__What is expected__
Below are some records; repeat them all exactly, minus the pictures.

-- Input rows start --

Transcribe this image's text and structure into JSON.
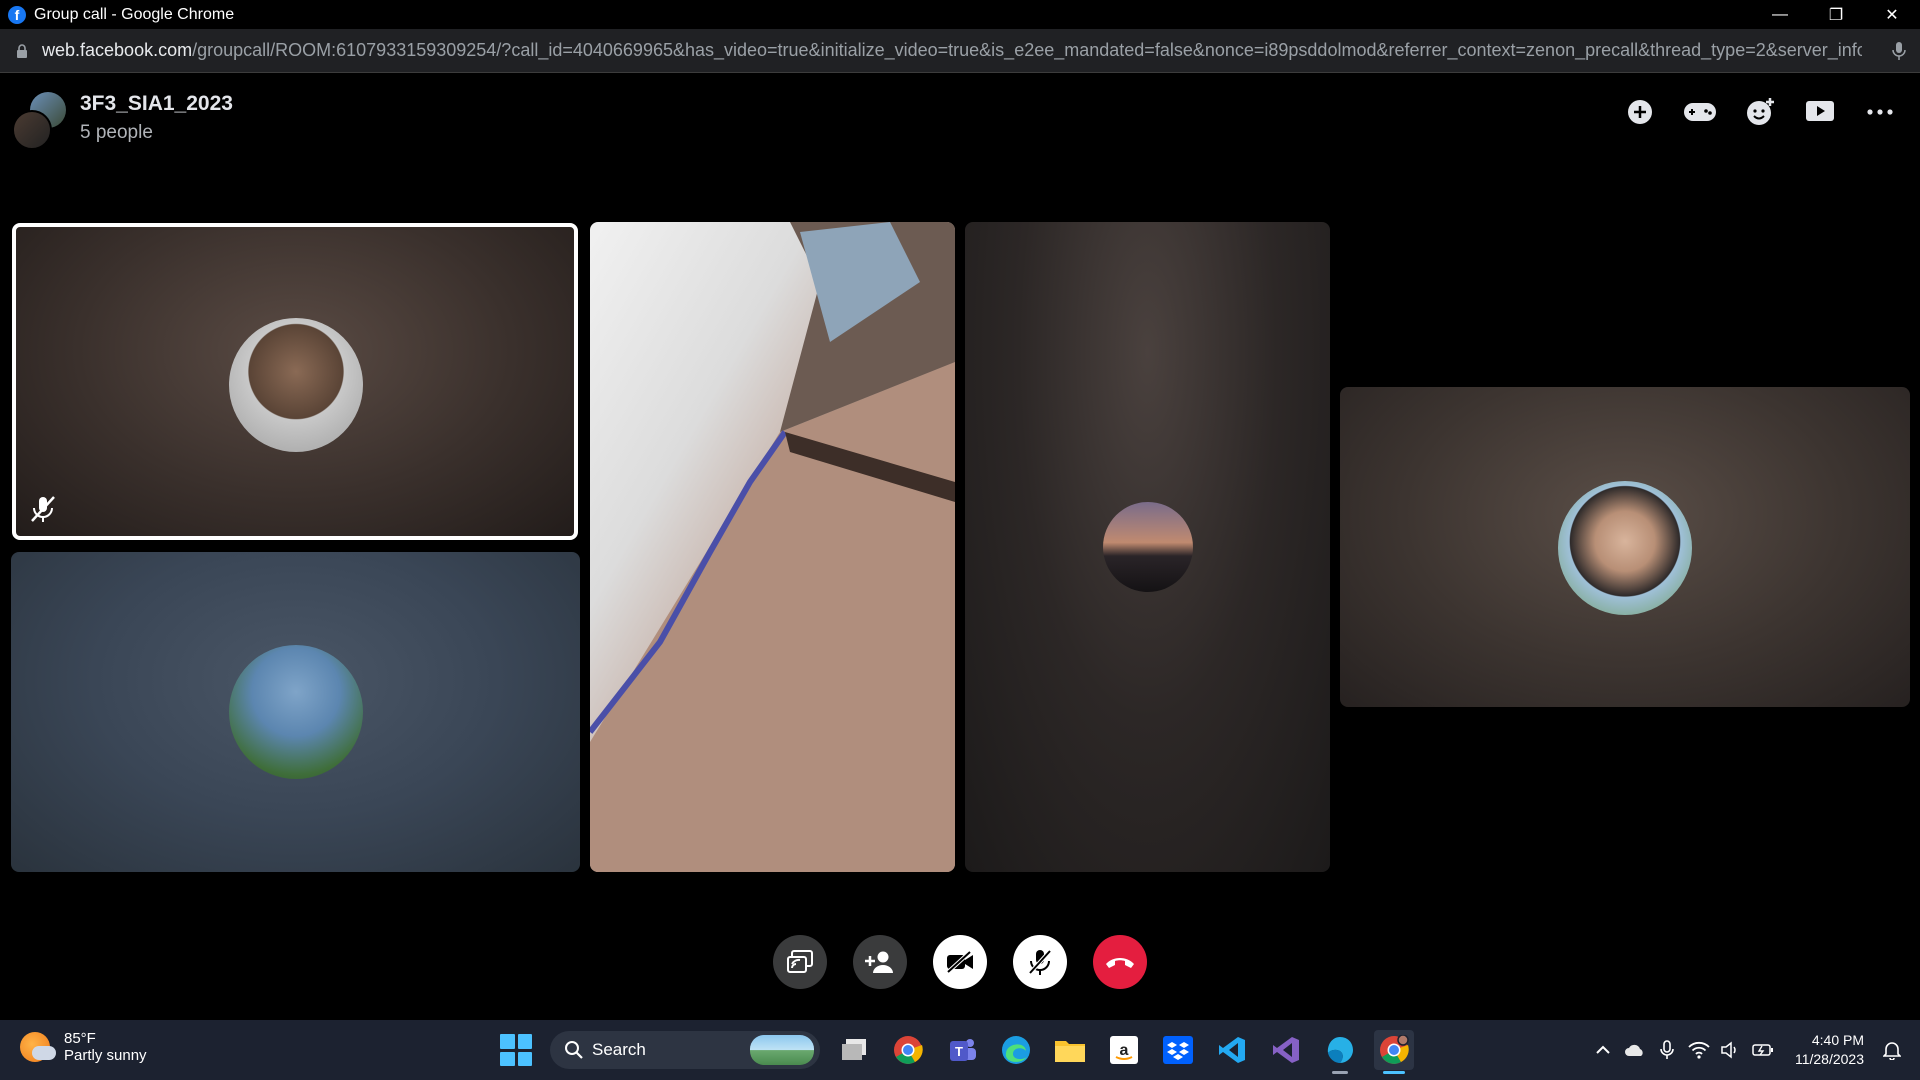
{
  "window": {
    "title": "Group call - Google Chrome",
    "controls": [
      "minimize",
      "restore",
      "close"
    ]
  },
  "address_bar": {
    "host": "web.facebook.com",
    "path": "/groupcall/ROOM:6107933159309254/?call_id=4040669965&has_video=true&initialize_video=true&is_e2ee_mandated=false&nonce=i89psddolmod&referrer_context=zenon_precall&thread_type=2&server_info_data..."
  },
  "call_header": {
    "group_name": "3F3_SIA1_2023",
    "people_count": "5 people",
    "actions": [
      "add-circle-icon",
      "game-controller-icon",
      "add-emoji-icon",
      "share-screen-icon",
      "more-options-icon"
    ]
  },
  "participants": [
    {
      "id": "p1",
      "video": false,
      "muted": true,
      "active_speaker": true
    },
    {
      "id": "p2",
      "video": false,
      "muted": false
    },
    {
      "id": "p3",
      "video": true,
      "muted": false
    },
    {
      "id": "p4",
      "video": false,
      "muted": false
    },
    {
      "id": "p5",
      "video": false,
      "muted": false
    }
  ],
  "call_controls": [
    "screen-share-icon",
    "add-person-icon",
    "camera-off-icon",
    "mic-off-icon",
    "end-call-icon"
  ],
  "taskbar": {
    "weather_temp": "85°F",
    "weather_desc": "Partly sunny",
    "search_label": "Search",
    "apps": [
      "task-view",
      "chrome",
      "teams",
      "edge",
      "file-explorer",
      "amazon",
      "dropbox",
      "vscode",
      "visual-studio",
      "edge-dev",
      "chrome-active"
    ],
    "time": "4:40 PM",
    "date": "11/28/2023"
  },
  "colors": {
    "accent_blue": "#1877f2",
    "end_call_red": "#e41e3f",
    "taskbar_bg": "#1c2230"
  }
}
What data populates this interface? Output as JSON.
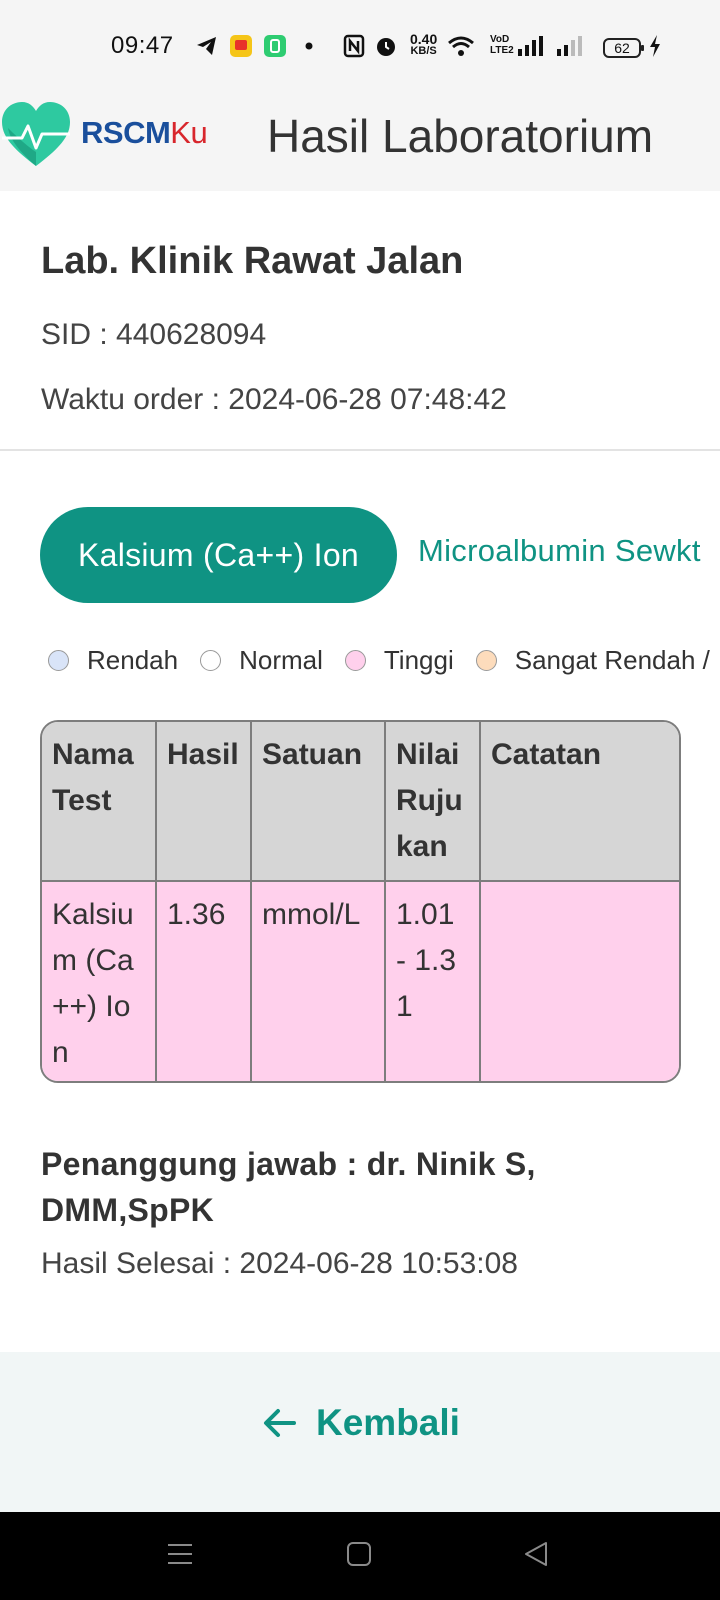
{
  "status_bar": {
    "time": "09:47",
    "speed_value": "0.40",
    "speed_unit": "KB/S",
    "volte_top": "VoD",
    "volte_bottom": "LTE2",
    "battery": "62",
    "icons": [
      "telegram-icon",
      "app-badge-icon",
      "app-square-icon",
      "dot-icon",
      "nfc-icon",
      "alarm-icon",
      "wifi-icon",
      "signal-icon",
      "signal-weak-icon",
      "charging-icon"
    ]
  },
  "header": {
    "brand_part1": "RSCM",
    "brand_part2": "Ku",
    "title": "Hasil Laboratorium",
    "colors": {
      "brand_blue": "#1a4f9c",
      "brand_red": "#d8262c",
      "logo_green": "#2ec9a0"
    }
  },
  "lab": {
    "name": "Lab. Klinik Rawat Jalan",
    "sid": "SID : 440628094",
    "order_time": "Waktu order : 2024-06-28 07:48:42"
  },
  "tabs": [
    {
      "label": "Kalsium (Ca++) Ion",
      "active": true
    },
    {
      "label": "Microalbumin Sewkt",
      "active": false
    }
  ],
  "legend": [
    {
      "label": "Rendah",
      "color": "#d9e4f8"
    },
    {
      "label": "Normal",
      "color": "#ffffff"
    },
    {
      "label": "Tinggi",
      "color": "#ffd0ec"
    },
    {
      "label": "Sangat Rendah /",
      "color": "#fddcbc"
    }
  ],
  "table": {
    "headers": [
      "Nama Test",
      "Hasil",
      "Satuan",
      "Nilai Rujukan",
      "Catatan"
    ],
    "rows": [
      {
        "name": "Kalsium (Ca++) Ion",
        "result": "1.36",
        "unit": "mmol/L",
        "reference": "1.01 - 1.31",
        "note": ""
      }
    ]
  },
  "responsible": "Penanggung jawab : dr. Ninik S, DMM,SpPK",
  "finished": "Hasil Selesai : 2024-06-28 10:53:08",
  "footer": {
    "back_label": "Kembali"
  },
  "accent_color": "#0f9383",
  "nav_bar": {
    "buttons": [
      "menu-icon",
      "home-icon",
      "back-icon"
    ]
  }
}
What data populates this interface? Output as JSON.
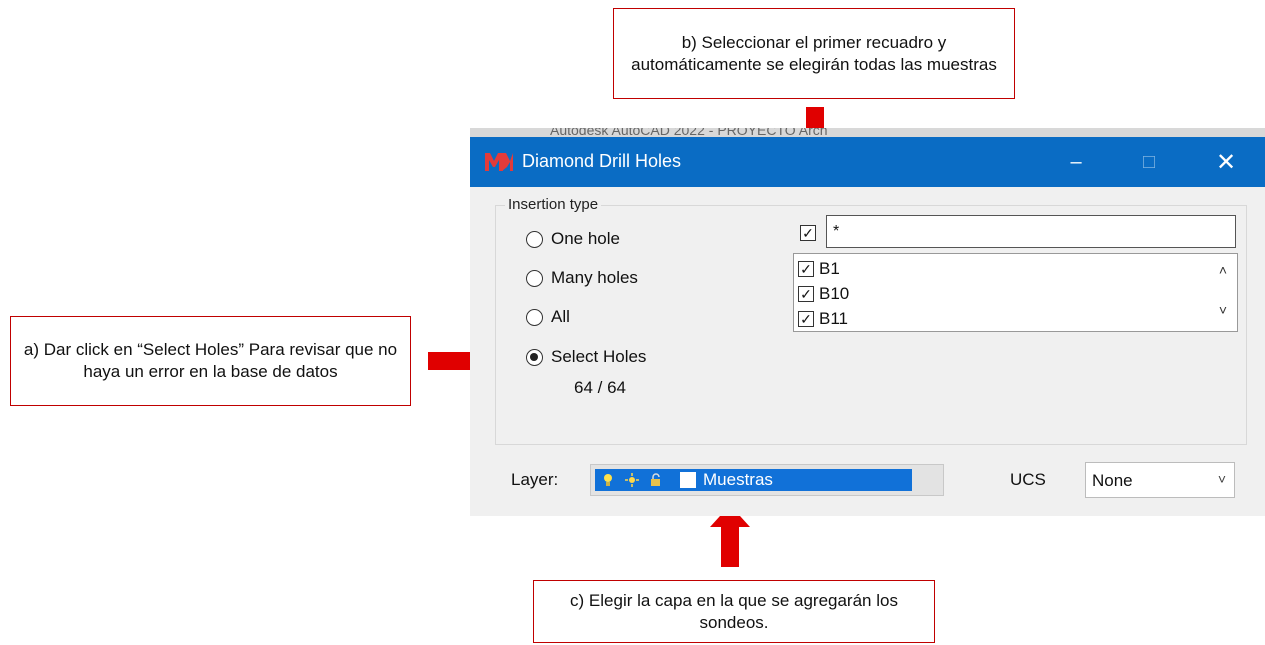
{
  "callouts": {
    "a": "a) Dar click en “Select Holes” Para revisar que no haya un error en la base de datos",
    "b": "b) Seleccionar el primer recuadro y automáticamente se elegirán todas las muestras",
    "c": "c) Elegir la capa en la que se agregarán los sondeos."
  },
  "background_window": {
    "title_fragment": "Autodesk AutoCAD 2022 - PROYECTO Arch"
  },
  "dialog": {
    "title": "Diamond Drill Holes",
    "controls": {
      "minimize": "–",
      "maximize": "□",
      "close": "✕"
    },
    "insertion_type": {
      "label": "Insertion type",
      "options": [
        {
          "label": "One hole",
          "selected": false
        },
        {
          "label": "Many holes",
          "selected": false
        },
        {
          "label": "All",
          "selected": false
        },
        {
          "label": "Select Holes",
          "selected": true
        }
      ],
      "count": "64 / 64"
    },
    "filter": {
      "checked": true,
      "value": "*"
    },
    "holes": [
      {
        "label": "B1",
        "checked": true
      },
      {
        "label": "B10",
        "checked": true
      },
      {
        "label": "B11",
        "checked": true
      }
    ],
    "layer": {
      "label": "Layer:",
      "value": "Muestras"
    },
    "ucs": {
      "label": "UCS",
      "value": "None"
    }
  },
  "colors": {
    "accent": "#0a6cc4",
    "arrow": "#e00000",
    "callout_border": "#c00000",
    "selection": "#1171d8"
  },
  "icons": [
    "minus-icon",
    "square-icon",
    "close-icon",
    "check-icon",
    "chevron-up-icon",
    "chevron-down-icon",
    "bulb-icon",
    "sun-icon",
    "lock-icon"
  ]
}
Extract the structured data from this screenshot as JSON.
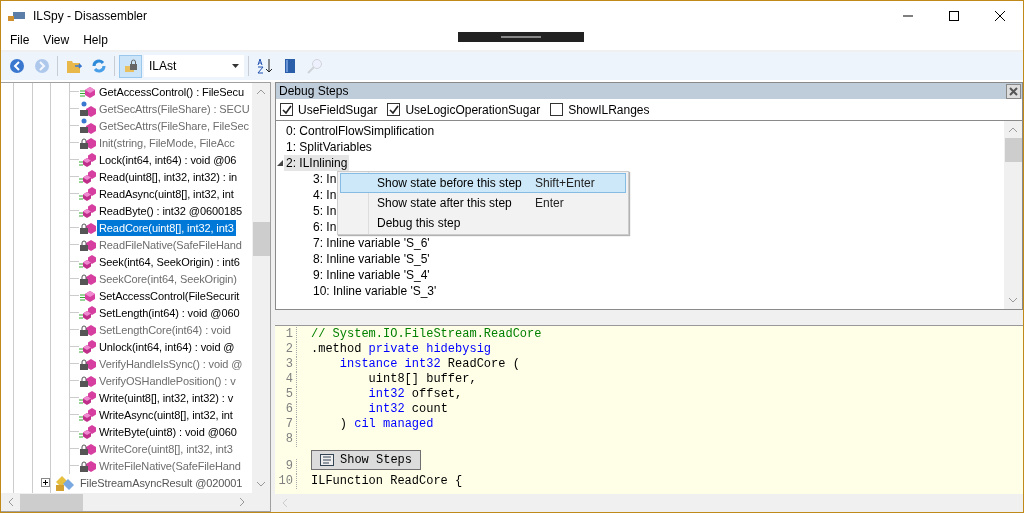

-- Input rows end --

__Problem solution__
Transcribe this image's text and structure into JSON.
{
  "window": {
    "title": "Group call - Google Chrome",
    "controls": [
      "minimize",
      "restore",
      "close"
    ]
  },
  "address_bar": {
    "host": "web.facebook.com",
    "path": "/groupcall/ROOM:6107933159309254/?call_id=4040669965&has_video=true&initialize_video=true&is_e2ee_mandated=false&nonce=i89psddolmod&referrer_context=zenon_precall&thread_type=2&server_info_data..."
  },
  "call_header": {
    "group_name": "3F3_SIA1_2023",
    "people_count": "5 people",
    "actions": [
      "add-circle-icon",
      "game-controller-icon",
      "add-emoji-icon",
      "share-screen-icon",
      "more-options-icon"
    ]
  },
  "participants": [
    {
      "id": "p1",
      "video": false,
      "muted": true,
      "active_speaker": true
    },
    {
      "id": "p2",
      "video": false,
      "muted": false
    },
    {
      "id": "p3",
      "video": true,
      "muted": false
    },
    {
      "id": "p4",
      "video": false,
      "muted": false
    },
    {
      "id": "p5",
      "video": false,
      "muted": false
    }
  ],
  "call_controls": [
    "screen-share-icon",
    "add-person-icon",
    "camera-off-icon",
    "mic-off-icon",
    "end-call-icon"
  ],
  "taskbar": {
    "weather_temp": "85°F",
    "weather_desc": "Partly sunny",
    "search_label": "Search",
    "apps": [
      "task-view",
      "chrome",
      "teams",
      "edge",
      "file-explorer",
      "amazon",
      "dropbox",
      "vscode",
      "visual-studio",
      "edge-dev",
      "chrome-active"
    ],
    "time": "4:40 PM",
    "date": "11/28/2023"
  },
  "colors": {
    "accent_blue": "#1877f2",
    "end_call_red": "#e41e3f",
    "taskbar_bg": "#1c2230"
  }
}
What data populates this interface? Output as JSON.
{
  "status_bar": {
    "time": "09:47",
    "speed_value": "0.40",
    "speed_unit": "KB/S",
    "volte_top": "VoD",
    "volte_bottom": "LTE2",
    "battery": "62",
    "icons": [
      "telegram-icon",
      "app-badge-icon",
      "app-square-icon",
      "dot-icon",
      "nfc-icon",
      "alarm-icon",
      "wifi-icon",
      "signal-icon",
      "signal-weak-icon",
      "charging-icon"
    ]
  },
  "header": {
    "brand_part1": "RSCM",
    "brand_part2": "Ku",
    "title": "Hasil Laboratorium",
    "colors": {
      "brand_blue": "#1a4f9c",
      "brand_red": "#d8262c",
      "logo_green": "#2ec9a0"
    }
  },
  "lab": {
    "name": "Lab. Klinik Rawat Jalan",
    "sid": "SID : 440628094",
    "order_time": "Waktu order : 2024-06-28 07:48:42"
  },
  "tabs": [
    {
      "label": "Kalsium (Ca++) Ion",
      "active": true
    },
    {
      "label": "Microalbumin Sewkt",
      "active": false
    }
  ],
  "legend": [
    {
      "label": "Rendah",
      "color": "#d9e4f8"
    },
    {
      "label": "Normal",
      "color": "#ffffff"
    },
    {
      "label": "Tinggi",
      "color": "#ffd0ec"
    },
    {
      "label": "Sangat Rendah /",
      "color": "#fddcbc"
    }
  ],
  "table": {
    "headers": [
      "Nama Test",
      "Hasil",
      "Satuan",
      "Nilai Rujukan",
      "Catatan"
    ],
    "rows": [
      {
        "name": "Kalsium (Ca++) Ion",
        "result": "1.36",
        "unit": "mmol/L",
        "reference": "1.01 - 1.31",
        "note": ""
      }
    ]
  },
  "responsible": "Penanggung jawab : dr. Ninik S, DMM,SpPK",
  "finished": "Hasil Selesai : 2024-06-28 10:53:08",
  "footer": {
    "back_label": "Kembali"
  },
  "accent_color": "#0f9383",
  "nav_bar": {
    "buttons": [
      "menu-icon",
      "home-icon",
      "back-icon"
    ]
  }
}
What data populates this interface? Output as JSON.
{
  "callouts": {
    "a": "a) Dar click en “Select Holes” Para revisar que no haya un error en la base de datos",
    "b": "b) Seleccionar el primer recuadro y automáticamente se elegirán todas las muestras",
    "c": "c) Elegir la capa en la que se agregarán los sondeos."
  },
  "background_window": {
    "title_fragment": "Autodesk AutoCAD 2022 - PROYECTO Arch"
  },
  "dialog": {
    "title": "Diamond Drill Holes",
    "controls": {
      "minimize": "–",
      "maximize": "□",
      "close": "✕"
    },
    "insertion_type": {
      "label": "Insertion type",
      "options": [
        {
          "label": "One hole",
          "selected": false
        },
        {
          "label": "Many holes",
          "selected": false
        },
        {
          "label": "All",
          "selected": false
        },
        {
          "label": "Select Holes",
          "selected": true
        }
      ],
      "count": "64 / 64"
    },
    "filter": {
      "checked": true,
      "value": "*"
    },
    "holes": [
      {
        "label": "B1",
        "checked": true
      },
      {
        "label": "B10",
        "checked": true
      },
      {
        "label": "B11",
        "checked": true
      }
    ],
    "layer": {
      "label": "Layer:",
      "value": "Muestras"
    },
    "ucs": {
      "label": "UCS",
      "value": "None"
    }
  },
  "colors": {
    "accent": "#0a6cc4",
    "arrow": "#e00000",
    "callout_border": "#c00000",
    "selection": "#1171d8"
  },
  "icons": [
    "minus-icon",
    "square-icon",
    "close-icon",
    "check-icon",
    "chevron-up-icon",
    "chevron-down-icon",
    "bulb-icon",
    "sun-icon",
    "lock-icon"
  ]
}
Extract the structured data from this screenshot as JSON.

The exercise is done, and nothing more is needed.